Stored data:

****************

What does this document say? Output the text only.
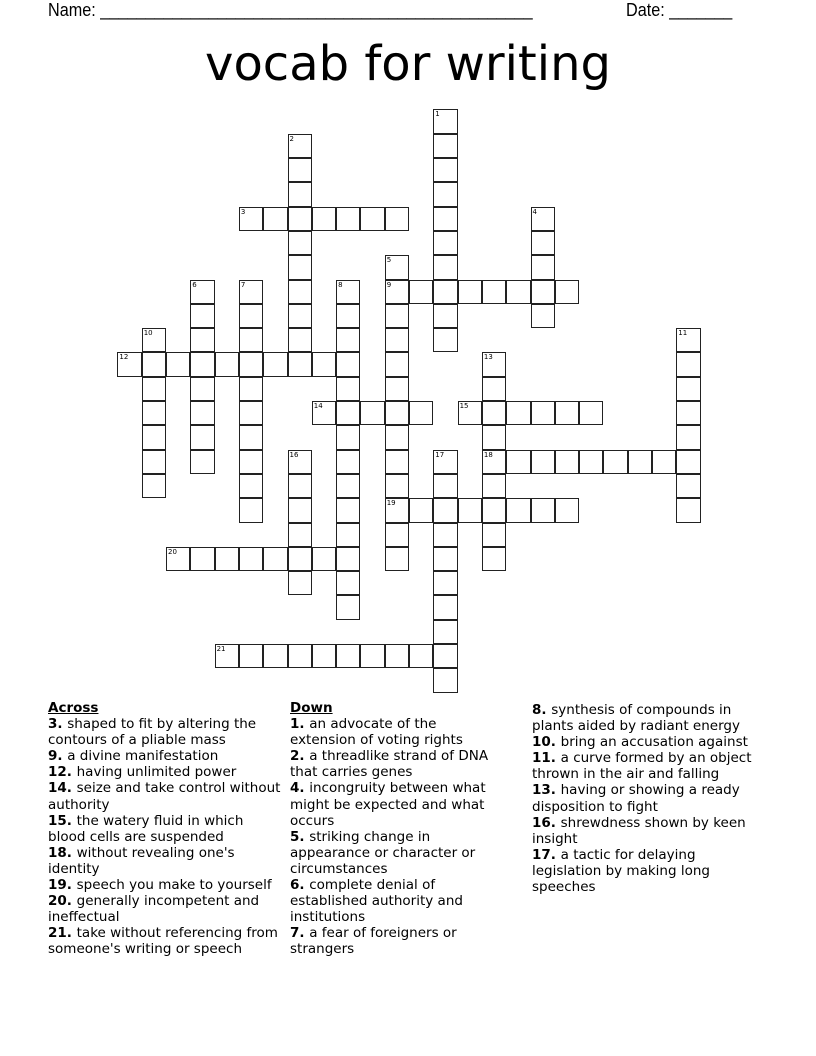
Name: ________________________________________________	Date: _______
vocab for writing
1
2
3	4
5
9
19
6	7	8
10	11
12	13
18
14	15
16	17
20
21
Across
3. shaped to fit by altering the contours of a pliable mass
9. a divine manifestation
12. having unlimited power
14. seize and take control without authority
15. the watery fluid in which blood cells are suspended
18. without revealing one's identity
19. speech you make to yourself
20. generally incompetent and ineffectual
21. take without referencing from someone's writing or speech
Down
1. an advocate of the extension of voting rights
2. a threadlike strand of DNA that carries genes
4. incongruity between what might be expected and what occurs
5. striking change in appearance or character or circumstances
6. complete denial of established authority and institutions
7. a fear of foreigners or strangers
8. synthesis of compounds in plants aided by radiant energy
10. bring an accusation against
11. a curve formed by an object thrown in the air and falling
13. having or showing a ready disposition to fight
16. shrewdness shown by keen insight
17. a tactic for delaying legislation by making long speeches
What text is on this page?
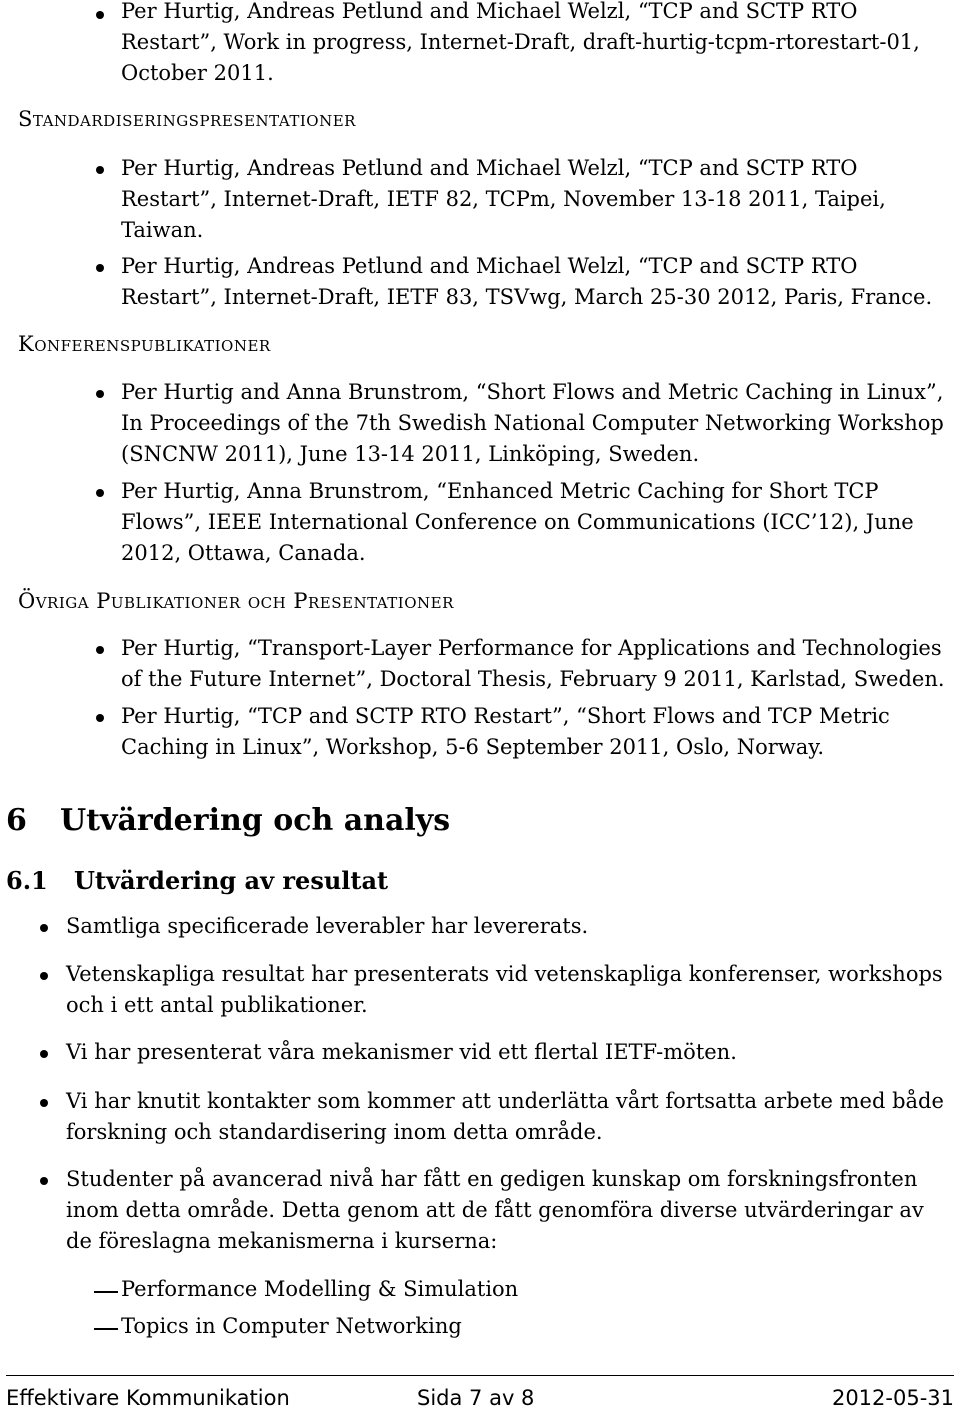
Per Hurtig, Andreas Petlund and Michael Welzl, “TCP and SCTP RTO
Restart”, Work in progress, Internet-Draft, draft-hurtig-tcpm-rtorestart-01,
October 2011.
Standardiseringspresentationer
Per Hurtig, Andreas Petlund and Michael Welzl, “TCP and SCTP RTO
Restart”, Internet-Draft, IETF 82, TCPm, November 13-18 2011, Taipei,
Taiwan.
Per Hurtig, Andreas Petlund and Michael Welzl, “TCP and SCTP RTO
Restart”, Internet-Draft, IETF 83, TSVwg, March 25-30 2012, Paris, France.
Konferenspublikationer
Per Hurtig and Anna Brunstrom, “Short Flows and Metric Caching in Linux”,
In Proceedings of the 7th Swedish National Computer Networking Workshop
(SNCNW 2011), June 13-14 2011, Linköping, Sweden.
Per Hurtig, Anna Brunstrom, “Enhanced Metric Caching for Short TCP
Flows”, IEEE International Conference on Communications (ICC’12), June
2012, Ottawa, Canada.
Övriga Publikationer och Presentationer
Per Hurtig, “Transport-Layer Performance for Applications and Technologies
of the Future Internet”, Doctoral Thesis, February 9 2011, Karlstad, Sweden.
Per Hurtig, “TCP and SCTP RTO Restart”, “Short Flows and TCP Metric
Caching in Linux”, Workshop, 5-6 September 2011, Oslo, Norway.
6 Utvärdering och analys
6.1 Utvärdering av resultat
Samtliga specificerade leverabler har levererats.
Vetenskapliga resultat har presenterats vid vetenskapliga konferenser, workshops
och i ett antal publikationer.
Vi har presenterat våra mekanismer vid ett flertal IETF-möten.
Vi har knutit kontakter som kommer att underlätta vårt fortsatta arbete med både
forskning och standardisering inom detta område.
Studenter på avancerad nivå har fått en gedigen kunskap om forskningsfronten
inom detta område. Detta genom att de fått genomföra diverse utvärderingar av
de föreslagna mekanismerna i kurserna:
Performance Modelling & Simulation
Topics in Computer Networking
Effektivare Kommunikation	Sida 7 av 8	2012-05-31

****************

## Your assignment:
Write out all of the records above. Keep them exact and leave out the pictures.

## Task response:
What does this document say? Output the text only.
Name: ________________________________________________	Date: _______
vocab for writing
1
2
3	4
5
9
19
6	7	8
10	11
12	13
18
14	15
16	17
20
21
Across
3. shaped to fit by altering the contours of a pliable mass
9. a divine manifestation
12. having unlimited power
14. seize and take control without authority
15. the watery fluid in which blood cells are suspended
18. without revealing one's identity
19. speech you make to yourself
20. generally incompetent and ineffectual
21. take without referencing from someone's writing or speech
Down
1. an advocate of the extension of voting rights
2. a threadlike strand of DNA that carries genes
4. incongruity between what might be expected and what occurs
5. striking change in appearance or character or circumstances
6. complete denial of established authority and institutions
7. a fear of foreigners or strangers
8. synthesis of compounds in plants aided by radiant energy
10. bring an accusation against
11. a curve formed by an object thrown in the air and falling
13. having or showing a ready disposition to fight
16. shrewdness shown by keen insight
17. a tactic for delaying legislation by making long speeches
What text is on this page?
Per Hurtig, Andreas Petlund and Michael Welzl, “TCP and SCTP RTO
Restart”, Work in progress, Internet-Draft, draft-hurtig-tcpm-rtorestart-01,
October 2011.
Standardiseringspresentationer
Per Hurtig, Andreas Petlund and Michael Welzl, “TCP and SCTP RTO
Restart”, Internet-Draft, IETF 82, TCPm, November 13-18 2011, Taipei,
Taiwan.
Per Hurtig, Andreas Petlund and Michael Welzl, “TCP and SCTP RTO
Restart”, Internet-Draft, IETF 83, TSVwg, March 25-30 2012, Paris, France.
Konferenspublikationer
Per Hurtig and Anna Brunstrom, “Short Flows and Metric Caching in Linux”,
In Proceedings of the 7th Swedish National Computer Networking Workshop
(SNCNW 2011), June 13-14 2011, Linköping, Sweden.
Per Hurtig, Anna Brunstrom, “Enhanced Metric Caching for Short TCP
Flows”, IEEE International Conference on Communications (ICC’12), June
2012, Ottawa, Canada.
Övriga Publikationer och Presentationer
Per Hurtig, “Transport-Layer Performance for Applications and Technologies
of the Future Internet”, Doctoral Thesis, February 9 2011, Karlstad, Sweden.
Per Hurtig, “TCP and SCTP RTO Restart”, “Short Flows and TCP Metric
Caching in Linux”, Workshop, 5-6 September 2011, Oslo, Norway.
6 Utvärdering och analys
6.1 Utvärdering av resultat
Samtliga specificerade leverabler har levererats.
Vetenskapliga resultat har presenterats vid vetenskapliga konferenser, workshops
och i ett antal publikationer.
Vi har presenterat våra mekanismer vid ett flertal IETF-möten.
Vi har knutit kontakter som kommer att underlätta vårt fortsatta arbete med både
forskning och standardisering inom detta område.
Studenter på avancerad nivå har fått en gedigen kunskap om forskningsfronten
inom detta område. Detta genom att de fått genomföra diverse utvärderingar av
de föreslagna mekanismerna i kurserna:
Performance Modelling & Simulation
Topics in Computer Networking
Effektivare Kommunikation	Sida 7 av 8	2012-05-31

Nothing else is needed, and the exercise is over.